Extract every entry word for word. Skip the pictures.

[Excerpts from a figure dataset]
>>

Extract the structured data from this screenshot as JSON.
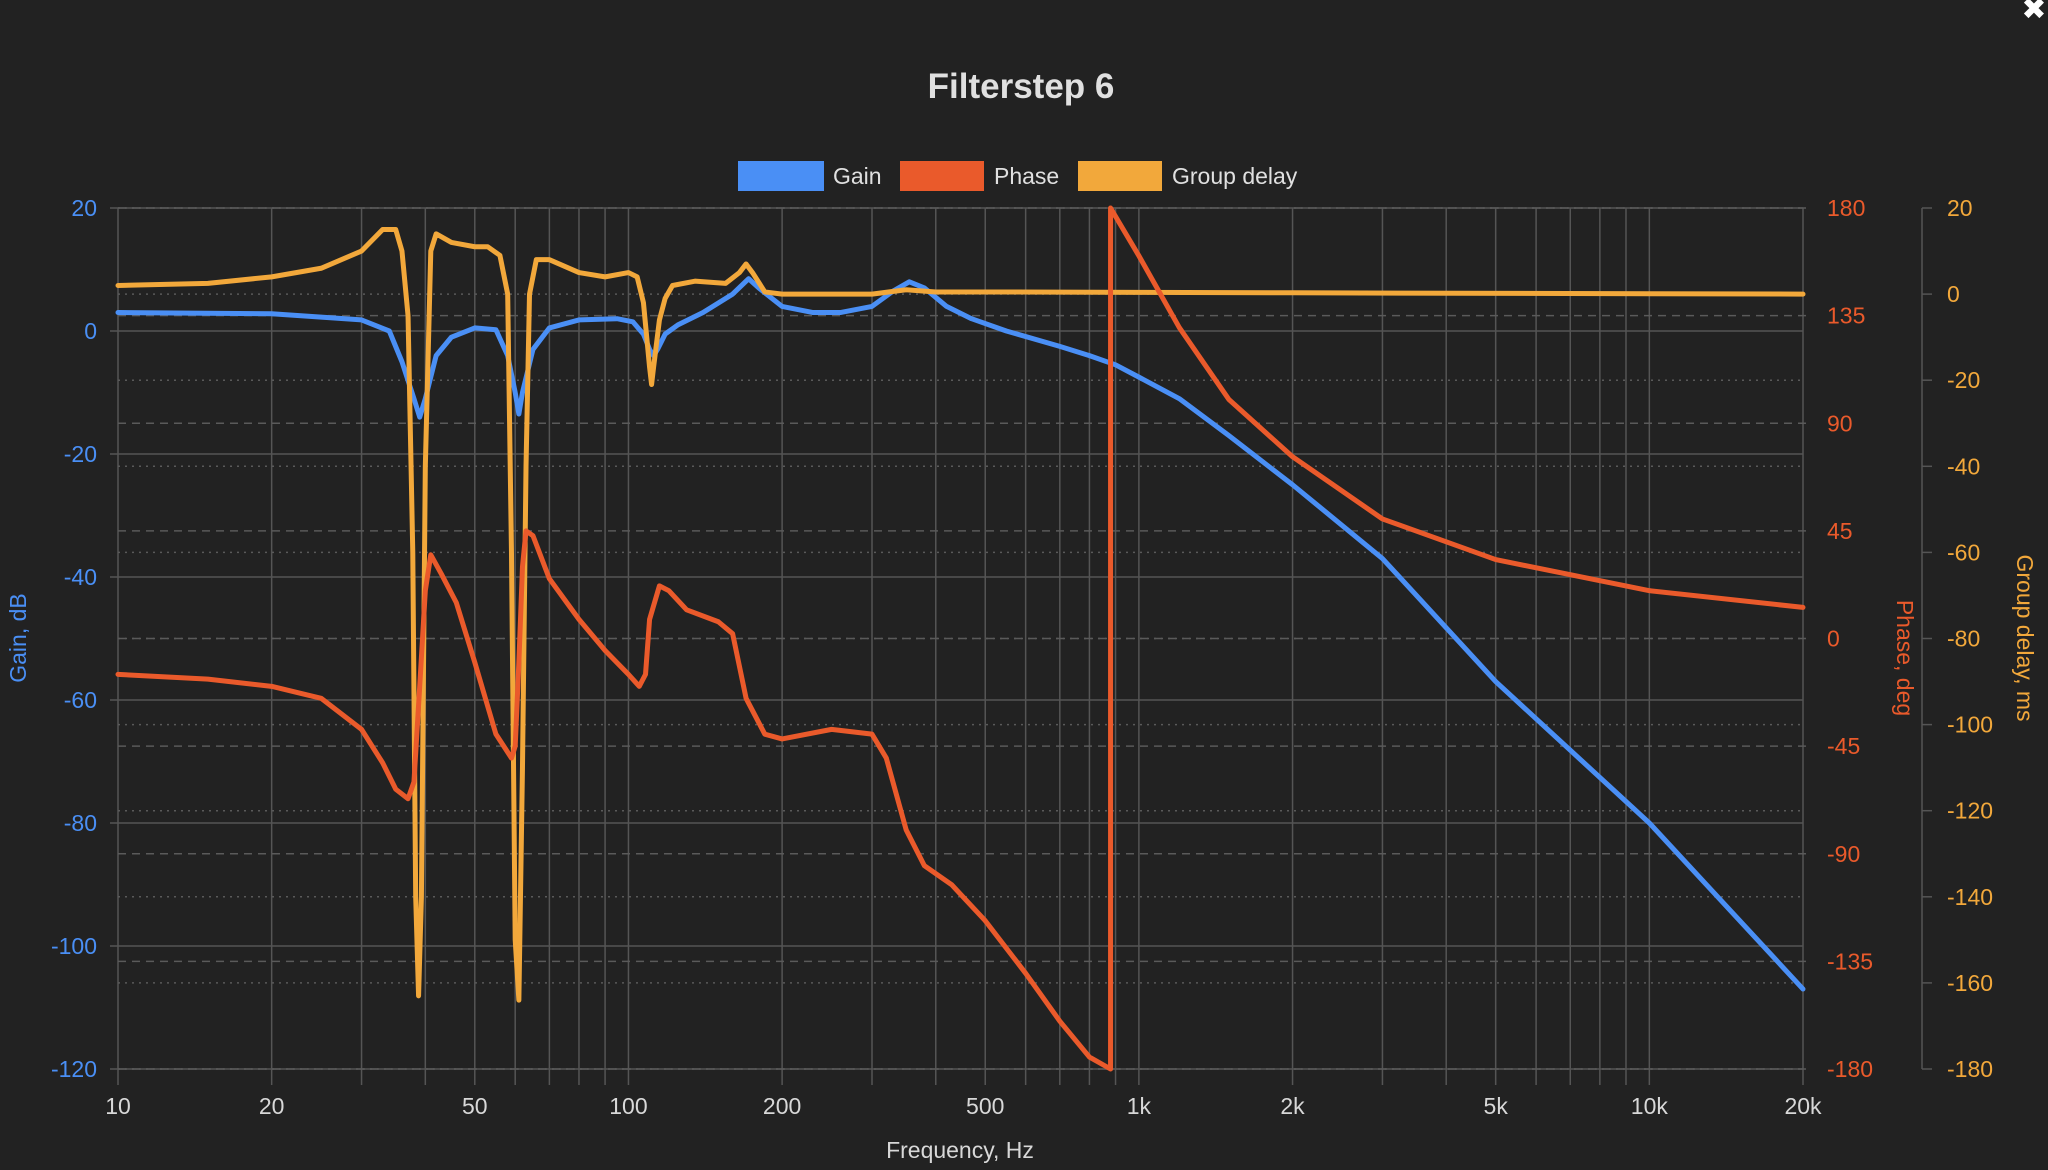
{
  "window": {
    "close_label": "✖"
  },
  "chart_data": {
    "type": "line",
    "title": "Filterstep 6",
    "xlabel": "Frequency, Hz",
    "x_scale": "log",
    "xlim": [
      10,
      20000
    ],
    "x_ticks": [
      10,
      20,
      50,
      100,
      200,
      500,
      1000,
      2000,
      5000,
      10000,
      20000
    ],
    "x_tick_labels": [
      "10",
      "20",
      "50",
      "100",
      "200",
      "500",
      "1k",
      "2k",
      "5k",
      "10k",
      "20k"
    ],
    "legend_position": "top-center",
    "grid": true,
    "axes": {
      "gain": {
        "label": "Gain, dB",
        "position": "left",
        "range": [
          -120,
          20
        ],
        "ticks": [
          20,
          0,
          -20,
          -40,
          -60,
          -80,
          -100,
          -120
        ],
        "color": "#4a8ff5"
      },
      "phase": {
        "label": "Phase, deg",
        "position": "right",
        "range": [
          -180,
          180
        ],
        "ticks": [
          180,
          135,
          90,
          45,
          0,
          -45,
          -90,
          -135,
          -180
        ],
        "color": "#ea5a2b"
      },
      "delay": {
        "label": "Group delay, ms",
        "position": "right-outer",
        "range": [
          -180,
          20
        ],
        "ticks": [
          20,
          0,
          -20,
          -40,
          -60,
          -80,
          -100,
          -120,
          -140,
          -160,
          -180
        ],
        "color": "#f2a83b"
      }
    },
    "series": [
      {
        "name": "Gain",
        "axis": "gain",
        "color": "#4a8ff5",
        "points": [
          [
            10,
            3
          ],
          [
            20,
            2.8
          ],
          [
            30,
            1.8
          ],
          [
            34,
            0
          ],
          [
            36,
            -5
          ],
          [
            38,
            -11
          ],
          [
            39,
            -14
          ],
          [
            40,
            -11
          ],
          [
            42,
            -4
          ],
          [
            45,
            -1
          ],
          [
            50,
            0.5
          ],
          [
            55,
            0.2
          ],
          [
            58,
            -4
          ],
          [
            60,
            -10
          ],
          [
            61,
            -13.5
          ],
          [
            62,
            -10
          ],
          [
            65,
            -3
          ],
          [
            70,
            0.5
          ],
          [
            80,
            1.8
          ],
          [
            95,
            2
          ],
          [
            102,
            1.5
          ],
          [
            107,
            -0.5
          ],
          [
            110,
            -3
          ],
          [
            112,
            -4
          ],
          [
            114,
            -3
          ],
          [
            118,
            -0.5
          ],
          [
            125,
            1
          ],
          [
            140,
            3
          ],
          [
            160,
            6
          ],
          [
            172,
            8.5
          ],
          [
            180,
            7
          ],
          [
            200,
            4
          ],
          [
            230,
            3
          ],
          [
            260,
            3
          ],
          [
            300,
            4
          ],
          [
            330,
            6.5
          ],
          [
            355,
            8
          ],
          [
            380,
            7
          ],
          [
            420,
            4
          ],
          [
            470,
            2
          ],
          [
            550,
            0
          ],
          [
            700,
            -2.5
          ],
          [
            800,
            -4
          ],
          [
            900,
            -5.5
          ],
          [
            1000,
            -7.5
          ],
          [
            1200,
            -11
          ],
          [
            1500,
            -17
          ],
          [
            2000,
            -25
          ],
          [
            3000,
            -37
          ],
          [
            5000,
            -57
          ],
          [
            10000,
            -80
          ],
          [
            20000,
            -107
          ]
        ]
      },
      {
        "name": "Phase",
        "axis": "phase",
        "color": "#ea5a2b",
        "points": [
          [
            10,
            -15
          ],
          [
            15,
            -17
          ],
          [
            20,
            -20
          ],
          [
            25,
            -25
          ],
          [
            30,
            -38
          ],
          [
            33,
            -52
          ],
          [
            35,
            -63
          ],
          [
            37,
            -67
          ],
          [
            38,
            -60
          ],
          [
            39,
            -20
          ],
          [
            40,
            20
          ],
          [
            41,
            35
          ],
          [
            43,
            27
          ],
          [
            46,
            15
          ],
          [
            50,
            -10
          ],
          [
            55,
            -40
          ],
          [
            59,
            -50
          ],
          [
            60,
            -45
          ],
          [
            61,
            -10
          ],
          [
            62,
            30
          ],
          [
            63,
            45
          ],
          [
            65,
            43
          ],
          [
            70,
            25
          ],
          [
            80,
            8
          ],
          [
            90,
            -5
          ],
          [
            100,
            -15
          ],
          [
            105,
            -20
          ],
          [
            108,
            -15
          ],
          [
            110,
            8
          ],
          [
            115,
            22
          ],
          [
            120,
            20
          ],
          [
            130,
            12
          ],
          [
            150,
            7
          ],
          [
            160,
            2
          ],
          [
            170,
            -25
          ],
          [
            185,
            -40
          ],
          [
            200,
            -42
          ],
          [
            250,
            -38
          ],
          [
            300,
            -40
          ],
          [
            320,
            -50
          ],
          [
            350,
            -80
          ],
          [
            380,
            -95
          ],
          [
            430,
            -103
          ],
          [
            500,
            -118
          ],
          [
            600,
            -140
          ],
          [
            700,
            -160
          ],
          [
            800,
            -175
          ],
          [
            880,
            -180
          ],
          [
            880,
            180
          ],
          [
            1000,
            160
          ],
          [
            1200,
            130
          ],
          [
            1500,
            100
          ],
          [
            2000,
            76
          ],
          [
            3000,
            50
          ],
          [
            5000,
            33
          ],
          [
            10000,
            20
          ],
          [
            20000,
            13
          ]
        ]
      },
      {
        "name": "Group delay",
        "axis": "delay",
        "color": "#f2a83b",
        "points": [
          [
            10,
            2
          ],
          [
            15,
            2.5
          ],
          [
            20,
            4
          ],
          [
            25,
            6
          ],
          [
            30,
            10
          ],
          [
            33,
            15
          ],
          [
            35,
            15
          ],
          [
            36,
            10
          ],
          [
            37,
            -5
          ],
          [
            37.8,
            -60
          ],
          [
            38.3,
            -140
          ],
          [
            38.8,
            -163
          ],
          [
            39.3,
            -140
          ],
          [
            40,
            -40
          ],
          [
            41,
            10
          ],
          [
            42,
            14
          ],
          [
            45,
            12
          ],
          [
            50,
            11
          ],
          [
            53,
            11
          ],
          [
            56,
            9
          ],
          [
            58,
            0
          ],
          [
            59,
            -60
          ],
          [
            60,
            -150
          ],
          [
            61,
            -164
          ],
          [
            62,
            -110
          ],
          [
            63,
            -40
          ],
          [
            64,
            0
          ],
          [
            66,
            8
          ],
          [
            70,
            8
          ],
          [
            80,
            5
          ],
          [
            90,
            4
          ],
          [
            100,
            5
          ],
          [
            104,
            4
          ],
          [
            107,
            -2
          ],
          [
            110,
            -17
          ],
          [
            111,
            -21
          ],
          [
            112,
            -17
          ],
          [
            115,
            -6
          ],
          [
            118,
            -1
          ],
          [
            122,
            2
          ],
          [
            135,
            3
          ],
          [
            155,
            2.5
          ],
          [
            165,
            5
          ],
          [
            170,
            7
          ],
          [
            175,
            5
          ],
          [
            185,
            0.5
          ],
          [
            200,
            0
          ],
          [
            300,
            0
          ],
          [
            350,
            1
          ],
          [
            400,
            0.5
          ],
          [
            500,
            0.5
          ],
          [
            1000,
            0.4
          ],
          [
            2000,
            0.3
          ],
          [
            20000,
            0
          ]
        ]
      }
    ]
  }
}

<<

__Answer to this task__:
Extract the structured data from this screenshot as JSON.
{
  "window": {
    "close_label": "✖"
  },
  "chart_data": {
    "type": "line",
    "title": "Filterstep 6",
    "xlabel": "Frequency, Hz",
    "x_scale": "log",
    "xlim": [
      10,
      20000
    ],
    "x_ticks": [
      10,
      20,
      50,
      100,
      200,
      500,
      1000,
      2000,
      5000,
      10000,
      20000
    ],
    "x_tick_labels": [
      "10",
      "20",
      "50",
      "100",
      "200",
      "500",
      "1k",
      "2k",
      "5k",
      "10k",
      "20k"
    ],
    "legend_position": "top-center",
    "grid": true,
    "axes": {
      "gain": {
        "label": "Gain, dB",
        "position": "left",
        "range": [
          -120,
          20
        ],
        "ticks": [
          20,
          0,
          -20,
          -40,
          -60,
          -80,
          -100,
          -120
        ],
        "color": "#4a8ff5"
      },
      "phase": {
        "label": "Phase, deg",
        "position": "right",
        "range": [
          -180,
          180
        ],
        "ticks": [
          180,
          135,
          90,
          45,
          0,
          -45,
          -90,
          -135,
          -180
        ],
        "color": "#ea5a2b"
      },
      "delay": {
        "label": "Group delay, ms",
        "position": "right-outer",
        "range": [
          -180,
          20
        ],
        "ticks": [
          20,
          0,
          -20,
          -40,
          -60,
          -80,
          -100,
          -120,
          -140,
          -160,
          -180
        ],
        "color": "#f2a83b"
      }
    },
    "series": [
      {
        "name": "Gain",
        "axis": "gain",
        "color": "#4a8ff5",
        "points": [
          [
            10,
            3
          ],
          [
            20,
            2.8
          ],
          [
            30,
            1.8
          ],
          [
            34,
            0
          ],
          [
            36,
            -5
          ],
          [
            38,
            -11
          ],
          [
            39,
            -14
          ],
          [
            40,
            -11
          ],
          [
            42,
            -4
          ],
          [
            45,
            -1
          ],
          [
            50,
            0.5
          ],
          [
            55,
            0.2
          ],
          [
            58,
            -4
          ],
          [
            60,
            -10
          ],
          [
            61,
            -13.5
          ],
          [
            62,
            -10
          ],
          [
            65,
            -3
          ],
          [
            70,
            0.5
          ],
          [
            80,
            1.8
          ],
          [
            95,
            2
          ],
          [
            102,
            1.5
          ],
          [
            107,
            -0.5
          ],
          [
            110,
            -3
          ],
          [
            112,
            -4
          ],
          [
            114,
            -3
          ],
          [
            118,
            -0.5
          ],
          [
            125,
            1
          ],
          [
            140,
            3
          ],
          [
            160,
            6
          ],
          [
            172,
            8.5
          ],
          [
            180,
            7
          ],
          [
            200,
            4
          ],
          [
            230,
            3
          ],
          [
            260,
            3
          ],
          [
            300,
            4
          ],
          [
            330,
            6.5
          ],
          [
            355,
            8
          ],
          [
            380,
            7
          ],
          [
            420,
            4
          ],
          [
            470,
            2
          ],
          [
            550,
            0
          ],
          [
            700,
            -2.5
          ],
          [
            800,
            -4
          ],
          [
            900,
            -5.5
          ],
          [
            1000,
            -7.5
          ],
          [
            1200,
            -11
          ],
          [
            1500,
            -17
          ],
          [
            2000,
            -25
          ],
          [
            3000,
            -37
          ],
          [
            5000,
            -57
          ],
          [
            10000,
            -80
          ],
          [
            20000,
            -107
          ]
        ]
      },
      {
        "name": "Phase",
        "axis": "phase",
        "color": "#ea5a2b",
        "points": [
          [
            10,
            -15
          ],
          [
            15,
            -17
          ],
          [
            20,
            -20
          ],
          [
            25,
            -25
          ],
          [
            30,
            -38
          ],
          [
            33,
            -52
          ],
          [
            35,
            -63
          ],
          [
            37,
            -67
          ],
          [
            38,
            -60
          ],
          [
            39,
            -20
          ],
          [
            40,
            20
          ],
          [
            41,
            35
          ],
          [
            43,
            27
          ],
          [
            46,
            15
          ],
          [
            50,
            -10
          ],
          [
            55,
            -40
          ],
          [
            59,
            -50
          ],
          [
            60,
            -45
          ],
          [
            61,
            -10
          ],
          [
            62,
            30
          ],
          [
            63,
            45
          ],
          [
            65,
            43
          ],
          [
            70,
            25
          ],
          [
            80,
            8
          ],
          [
            90,
            -5
          ],
          [
            100,
            -15
          ],
          [
            105,
            -20
          ],
          [
            108,
            -15
          ],
          [
            110,
            8
          ],
          [
            115,
            22
          ],
          [
            120,
            20
          ],
          [
            130,
            12
          ],
          [
            150,
            7
          ],
          [
            160,
            2
          ],
          [
            170,
            -25
          ],
          [
            185,
            -40
          ],
          [
            200,
            -42
          ],
          [
            250,
            -38
          ],
          [
            300,
            -40
          ],
          [
            320,
            -50
          ],
          [
            350,
            -80
          ],
          [
            380,
            -95
          ],
          [
            430,
            -103
          ],
          [
            500,
            -118
          ],
          [
            600,
            -140
          ],
          [
            700,
            -160
          ],
          [
            800,
            -175
          ],
          [
            880,
            -180
          ],
          [
            880,
            180
          ],
          [
            1000,
            160
          ],
          [
            1200,
            130
          ],
          [
            1500,
            100
          ],
          [
            2000,
            76
          ],
          [
            3000,
            50
          ],
          [
            5000,
            33
          ],
          [
            10000,
            20
          ],
          [
            20000,
            13
          ]
        ]
      },
      {
        "name": "Group delay",
        "axis": "delay",
        "color": "#f2a83b",
        "points": [
          [
            10,
            2
          ],
          [
            15,
            2.5
          ],
          [
            20,
            4
          ],
          [
            25,
            6
          ],
          [
            30,
            10
          ],
          [
            33,
            15
          ],
          [
            35,
            15
          ],
          [
            36,
            10
          ],
          [
            37,
            -5
          ],
          [
            37.8,
            -60
          ],
          [
            38.3,
            -140
          ],
          [
            38.8,
            -163
          ],
          [
            39.3,
            -140
          ],
          [
            40,
            -40
          ],
          [
            41,
            10
          ],
          [
            42,
            14
          ],
          [
            45,
            12
          ],
          [
            50,
            11
          ],
          [
            53,
            11
          ],
          [
            56,
            9
          ],
          [
            58,
            0
          ],
          [
            59,
            -60
          ],
          [
            60,
            -150
          ],
          [
            61,
            -164
          ],
          [
            62,
            -110
          ],
          [
            63,
            -40
          ],
          [
            64,
            0
          ],
          [
            66,
            8
          ],
          [
            70,
            8
          ],
          [
            80,
            5
          ],
          [
            90,
            4
          ],
          [
            100,
            5
          ],
          [
            104,
            4
          ],
          [
            107,
            -2
          ],
          [
            110,
            -17
          ],
          [
            111,
            -21
          ],
          [
            112,
            -17
          ],
          [
            115,
            -6
          ],
          [
            118,
            -1
          ],
          [
            122,
            2
          ],
          [
            135,
            3
          ],
          [
            155,
            2.5
          ],
          [
            165,
            5
          ],
          [
            170,
            7
          ],
          [
            175,
            5
          ],
          [
            185,
            0.5
          ],
          [
            200,
            0
          ],
          [
            300,
            0
          ],
          [
            350,
            1
          ],
          [
            400,
            0.5
          ],
          [
            500,
            0.5
          ],
          [
            1000,
            0.4
          ],
          [
            2000,
            0.3
          ],
          [
            20000,
            0
          ]
        ]
      }
    ]
  }
}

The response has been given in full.